Records provided =>
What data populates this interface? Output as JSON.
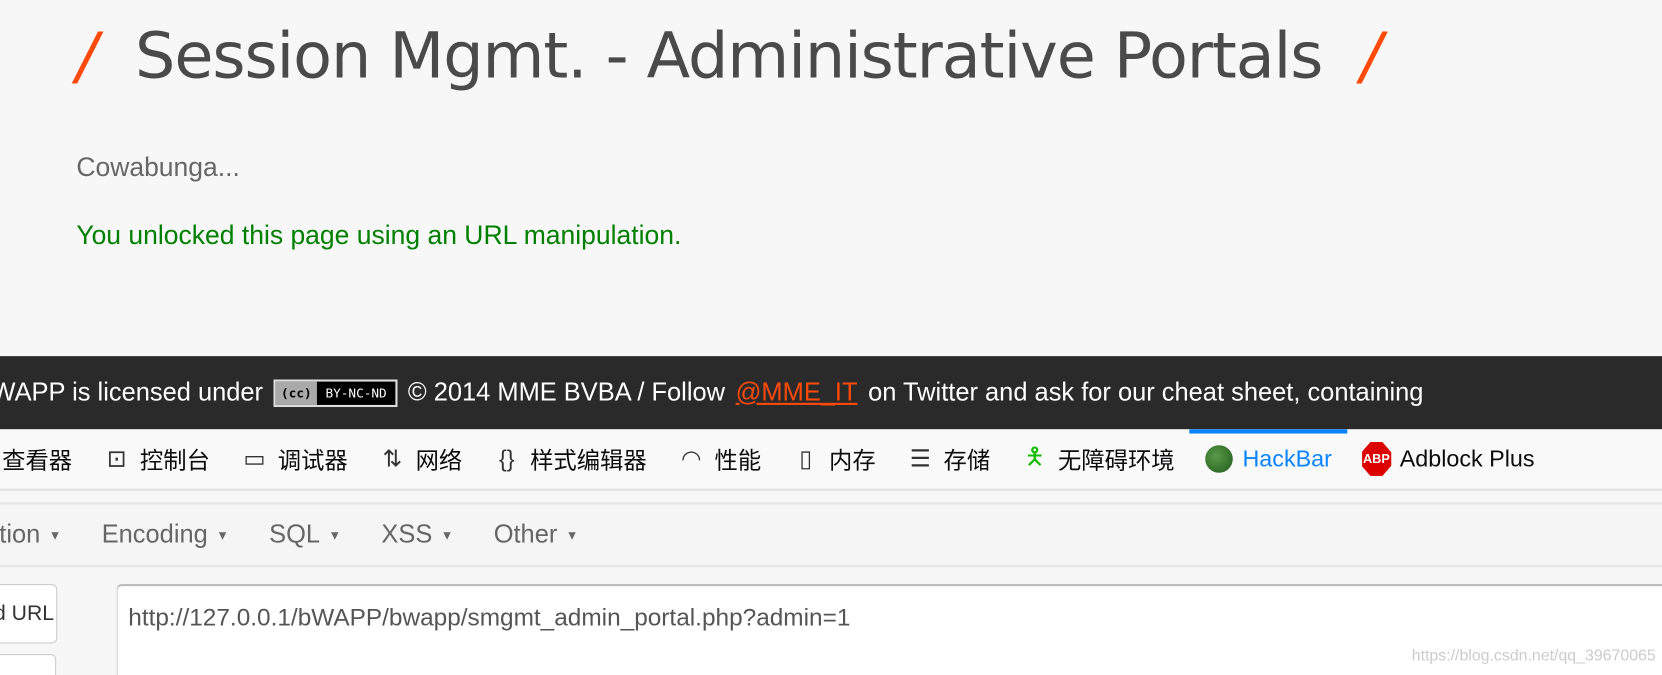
{
  "page": {
    "title": "Session Mgmt. - Administrative Portals",
    "title_slash": "/",
    "line1": "Cowabunga...",
    "line2": "You unlocked this page using an URL manipulation."
  },
  "footer": {
    "prefix": "WAPP is licensed under",
    "cc_icon": "(cc)",
    "cc_label": "BY-NC-ND",
    "middle": "© 2014 MME BVBA / Follow",
    "link": "@MME_IT",
    "suffix": "on Twitter and ask for our cheat sheet, containing"
  },
  "devtools": {
    "tabs": [
      {
        "label": "查看器",
        "icon": "inspector-icon"
      },
      {
        "label": "控制台",
        "icon": "console-icon"
      },
      {
        "label": "调试器",
        "icon": "debugger-icon"
      },
      {
        "label": "网络",
        "icon": "network-icon"
      },
      {
        "label": "样式编辑器",
        "icon": "style-editor-icon"
      },
      {
        "label": "性能",
        "icon": "performance-icon"
      },
      {
        "label": "内存",
        "icon": "memory-icon"
      },
      {
        "label": "存储",
        "icon": "storage-icon"
      },
      {
        "label": "无障碍环境",
        "icon": "accessibility-icon"
      },
      {
        "label": "HackBar",
        "icon": "hackbar-icon",
        "active": true
      },
      {
        "label": "Adblock Plus",
        "icon": "abp-icon"
      }
    ],
    "abp_badge": "ABP",
    "active_color": "#0a84ff"
  },
  "hackbar": {
    "menus": [
      "ption",
      "Encoding",
      "SQL",
      "XSS",
      "Other"
    ],
    "load_url": "ad URL",
    "url": "http://127.0.0.1/bWAPP/bwapp/smgmt_admin_portal.php?admin=1"
  },
  "watermark": "https://blog.csdn.net/qq_39670065"
}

Challenge =>
Write the number of lines containing the word "this" and nothing besides it.

Answer below =>
2